§ Task inputs:
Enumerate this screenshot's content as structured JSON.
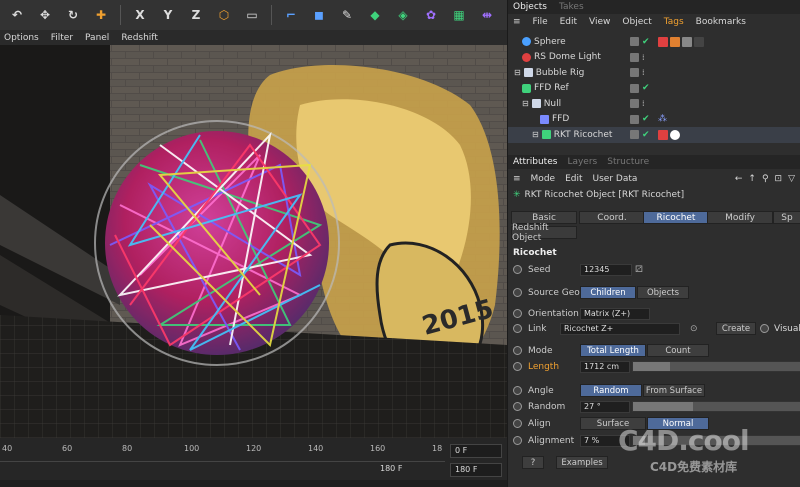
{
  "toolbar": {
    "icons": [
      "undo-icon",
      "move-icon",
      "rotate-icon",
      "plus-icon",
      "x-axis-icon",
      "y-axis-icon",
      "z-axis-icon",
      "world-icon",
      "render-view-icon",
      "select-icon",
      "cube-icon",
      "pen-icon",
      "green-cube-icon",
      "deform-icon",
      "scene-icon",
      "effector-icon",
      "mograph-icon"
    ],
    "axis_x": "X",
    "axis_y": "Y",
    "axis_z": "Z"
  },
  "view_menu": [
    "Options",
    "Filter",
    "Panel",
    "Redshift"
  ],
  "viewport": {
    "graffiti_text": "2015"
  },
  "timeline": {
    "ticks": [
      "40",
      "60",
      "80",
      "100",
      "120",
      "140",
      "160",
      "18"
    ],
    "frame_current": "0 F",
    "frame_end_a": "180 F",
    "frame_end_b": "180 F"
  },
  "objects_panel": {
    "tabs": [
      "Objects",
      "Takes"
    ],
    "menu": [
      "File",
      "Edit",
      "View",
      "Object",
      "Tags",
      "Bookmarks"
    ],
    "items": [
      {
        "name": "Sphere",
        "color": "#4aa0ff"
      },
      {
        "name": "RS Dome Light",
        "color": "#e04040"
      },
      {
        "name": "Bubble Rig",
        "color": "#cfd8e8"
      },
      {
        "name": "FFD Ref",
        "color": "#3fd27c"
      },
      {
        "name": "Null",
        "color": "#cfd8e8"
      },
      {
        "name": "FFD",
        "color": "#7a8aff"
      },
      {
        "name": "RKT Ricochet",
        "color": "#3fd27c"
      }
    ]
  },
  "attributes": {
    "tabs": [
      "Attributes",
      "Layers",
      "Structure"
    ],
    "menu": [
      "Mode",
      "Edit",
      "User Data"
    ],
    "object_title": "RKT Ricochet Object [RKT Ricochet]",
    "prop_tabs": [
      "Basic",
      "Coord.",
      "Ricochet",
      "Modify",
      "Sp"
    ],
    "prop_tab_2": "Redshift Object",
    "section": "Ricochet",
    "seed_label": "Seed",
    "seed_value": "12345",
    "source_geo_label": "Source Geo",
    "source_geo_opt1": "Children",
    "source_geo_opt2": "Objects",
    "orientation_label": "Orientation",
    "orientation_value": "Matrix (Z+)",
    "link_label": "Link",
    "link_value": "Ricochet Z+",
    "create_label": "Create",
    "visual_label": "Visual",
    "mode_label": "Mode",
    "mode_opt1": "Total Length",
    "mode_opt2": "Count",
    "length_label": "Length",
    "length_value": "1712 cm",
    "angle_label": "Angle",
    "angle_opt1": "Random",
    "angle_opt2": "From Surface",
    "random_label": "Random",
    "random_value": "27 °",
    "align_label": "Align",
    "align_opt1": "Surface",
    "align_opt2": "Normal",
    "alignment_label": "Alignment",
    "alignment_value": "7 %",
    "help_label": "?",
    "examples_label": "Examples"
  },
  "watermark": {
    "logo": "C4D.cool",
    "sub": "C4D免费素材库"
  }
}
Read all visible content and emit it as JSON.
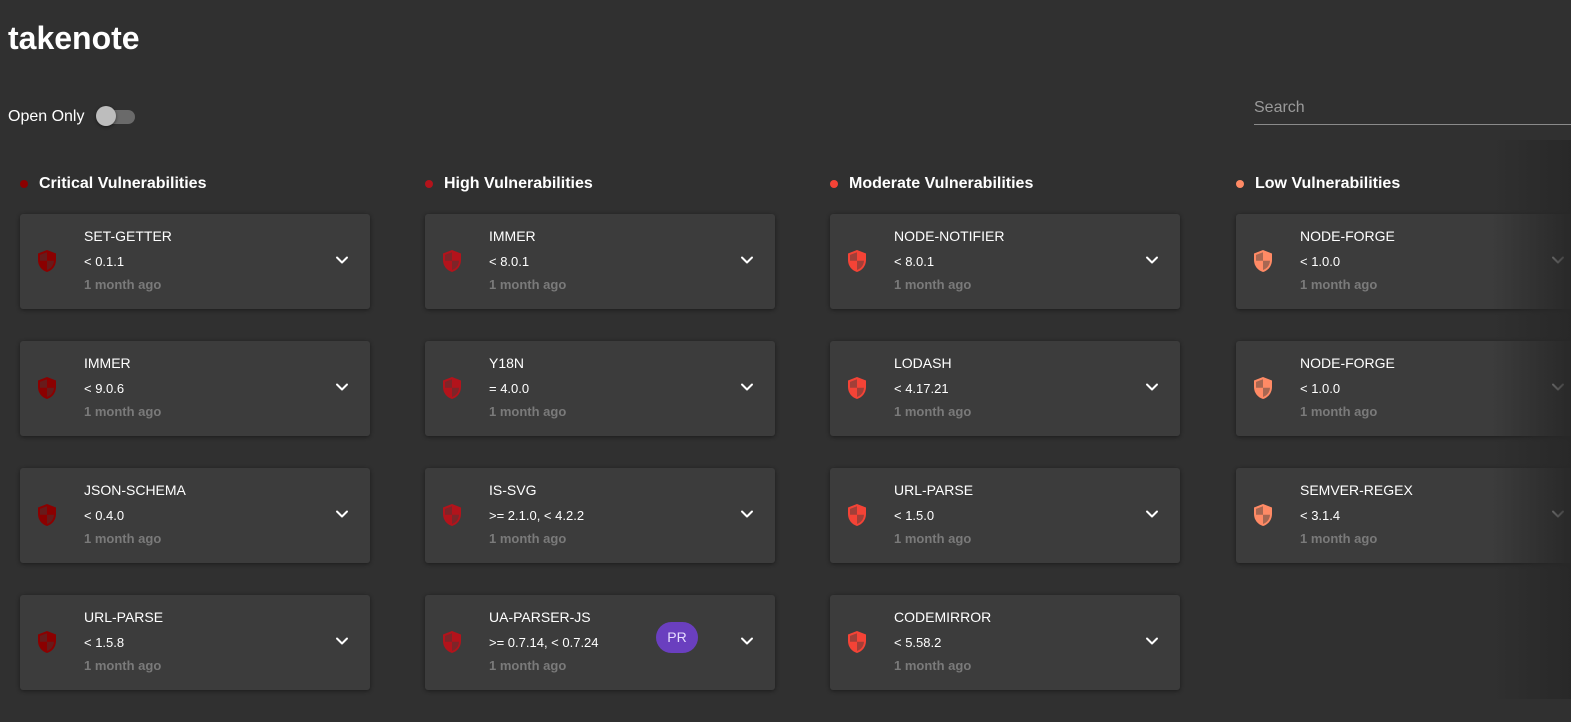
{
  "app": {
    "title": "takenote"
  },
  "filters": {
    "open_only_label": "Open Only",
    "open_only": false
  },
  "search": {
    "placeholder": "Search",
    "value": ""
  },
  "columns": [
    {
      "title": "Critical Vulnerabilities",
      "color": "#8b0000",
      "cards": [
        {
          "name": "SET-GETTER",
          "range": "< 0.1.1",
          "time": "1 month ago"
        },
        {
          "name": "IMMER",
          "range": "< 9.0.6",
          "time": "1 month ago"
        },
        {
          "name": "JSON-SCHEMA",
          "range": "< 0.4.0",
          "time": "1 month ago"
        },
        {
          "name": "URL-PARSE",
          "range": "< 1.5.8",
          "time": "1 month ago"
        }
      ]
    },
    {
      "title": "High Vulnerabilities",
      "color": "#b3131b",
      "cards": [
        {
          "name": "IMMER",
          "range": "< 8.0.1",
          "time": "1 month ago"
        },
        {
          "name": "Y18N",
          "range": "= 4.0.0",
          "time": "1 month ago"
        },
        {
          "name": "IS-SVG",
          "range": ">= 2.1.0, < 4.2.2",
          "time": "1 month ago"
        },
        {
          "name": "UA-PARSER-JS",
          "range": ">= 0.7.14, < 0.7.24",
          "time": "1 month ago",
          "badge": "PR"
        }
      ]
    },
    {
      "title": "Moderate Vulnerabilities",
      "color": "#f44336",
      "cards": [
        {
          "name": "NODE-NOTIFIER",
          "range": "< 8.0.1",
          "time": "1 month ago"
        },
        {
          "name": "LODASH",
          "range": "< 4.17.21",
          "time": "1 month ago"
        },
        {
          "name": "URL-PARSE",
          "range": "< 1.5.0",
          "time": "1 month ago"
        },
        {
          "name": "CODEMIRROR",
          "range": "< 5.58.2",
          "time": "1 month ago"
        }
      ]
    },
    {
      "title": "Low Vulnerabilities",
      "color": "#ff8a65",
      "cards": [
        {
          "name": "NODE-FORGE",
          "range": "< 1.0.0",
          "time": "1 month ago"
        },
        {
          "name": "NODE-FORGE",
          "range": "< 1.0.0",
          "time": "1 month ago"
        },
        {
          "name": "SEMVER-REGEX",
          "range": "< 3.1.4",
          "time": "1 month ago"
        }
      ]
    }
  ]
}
---
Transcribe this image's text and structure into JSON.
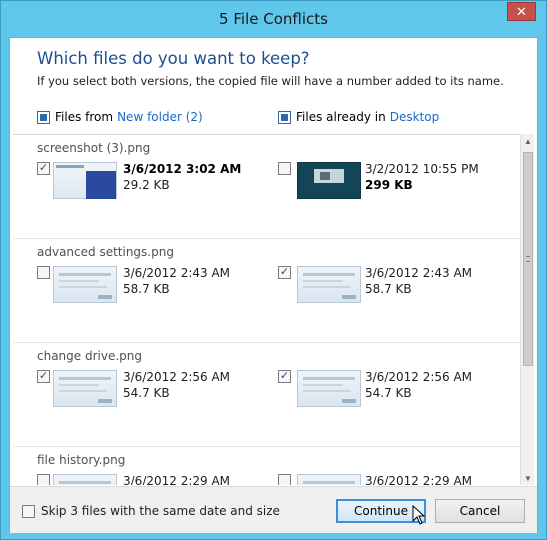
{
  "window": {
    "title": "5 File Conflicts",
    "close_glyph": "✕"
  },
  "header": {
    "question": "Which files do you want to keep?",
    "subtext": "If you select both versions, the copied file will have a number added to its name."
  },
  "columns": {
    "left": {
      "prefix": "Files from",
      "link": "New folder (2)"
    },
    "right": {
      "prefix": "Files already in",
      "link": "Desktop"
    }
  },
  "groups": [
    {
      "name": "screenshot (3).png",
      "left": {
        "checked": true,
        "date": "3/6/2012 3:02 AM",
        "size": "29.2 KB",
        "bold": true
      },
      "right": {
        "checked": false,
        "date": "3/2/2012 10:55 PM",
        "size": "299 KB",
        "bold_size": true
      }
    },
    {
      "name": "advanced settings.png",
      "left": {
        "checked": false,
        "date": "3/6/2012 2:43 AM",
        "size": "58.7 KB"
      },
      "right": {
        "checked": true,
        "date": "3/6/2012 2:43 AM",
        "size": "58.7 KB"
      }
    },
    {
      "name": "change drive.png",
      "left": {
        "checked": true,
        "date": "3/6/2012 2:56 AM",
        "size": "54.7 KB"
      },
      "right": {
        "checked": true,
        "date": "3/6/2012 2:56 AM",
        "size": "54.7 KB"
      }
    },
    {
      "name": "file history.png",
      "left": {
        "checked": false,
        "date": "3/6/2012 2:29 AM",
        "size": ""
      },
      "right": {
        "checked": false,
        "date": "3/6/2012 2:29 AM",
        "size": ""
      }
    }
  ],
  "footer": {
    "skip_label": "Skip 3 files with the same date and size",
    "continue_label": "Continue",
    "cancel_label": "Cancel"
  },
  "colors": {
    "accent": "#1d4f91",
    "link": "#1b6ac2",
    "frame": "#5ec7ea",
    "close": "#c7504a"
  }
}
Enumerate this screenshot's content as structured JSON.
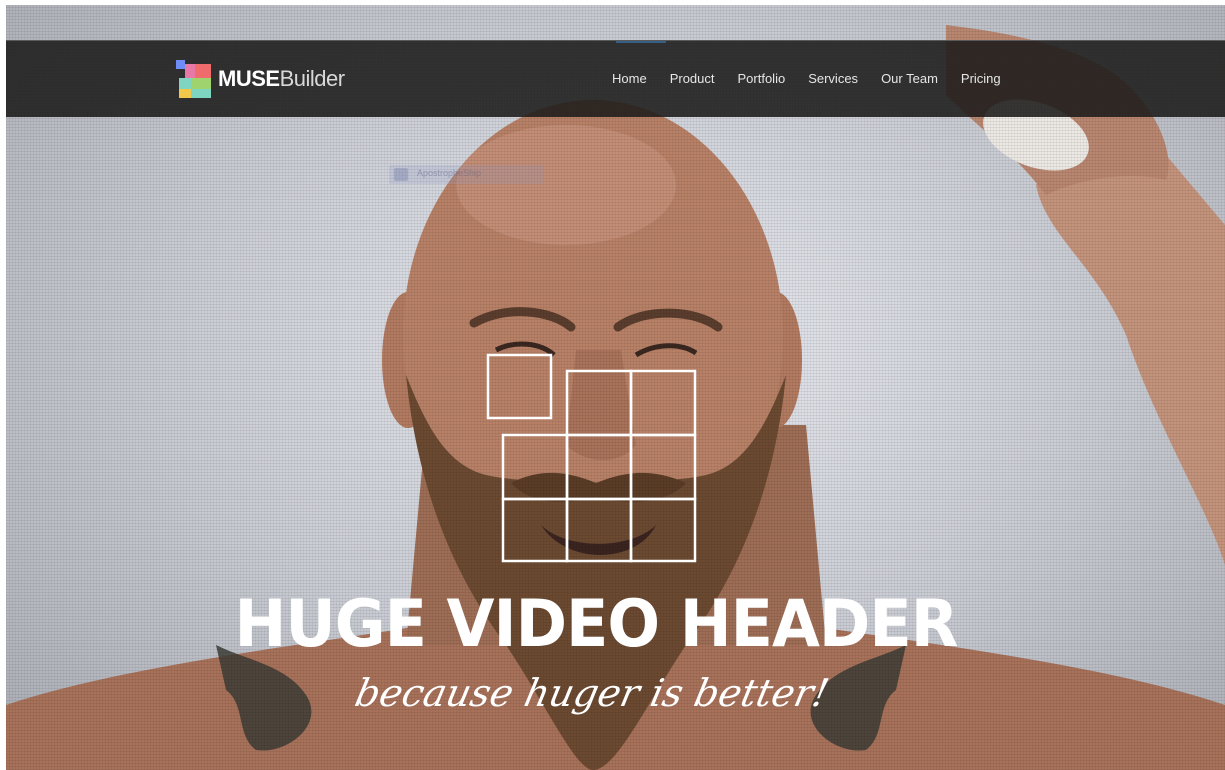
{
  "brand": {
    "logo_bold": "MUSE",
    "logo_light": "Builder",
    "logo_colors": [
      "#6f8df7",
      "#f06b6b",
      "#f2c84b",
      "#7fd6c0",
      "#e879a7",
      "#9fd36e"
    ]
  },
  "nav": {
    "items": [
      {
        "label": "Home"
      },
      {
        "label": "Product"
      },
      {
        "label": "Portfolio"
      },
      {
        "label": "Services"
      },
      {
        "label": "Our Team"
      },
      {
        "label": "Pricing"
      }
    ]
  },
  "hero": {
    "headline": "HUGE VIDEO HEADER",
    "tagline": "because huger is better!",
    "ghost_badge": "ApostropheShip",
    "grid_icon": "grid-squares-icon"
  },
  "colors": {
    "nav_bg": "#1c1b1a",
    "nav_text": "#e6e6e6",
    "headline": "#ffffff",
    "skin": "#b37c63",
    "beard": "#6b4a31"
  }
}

§ Exercise prompt: Using the records given above, list every line that includes the word "Redshift".

§ Output for this task:
    "Redshift"
    "prop_tab_2": "Redshift Object",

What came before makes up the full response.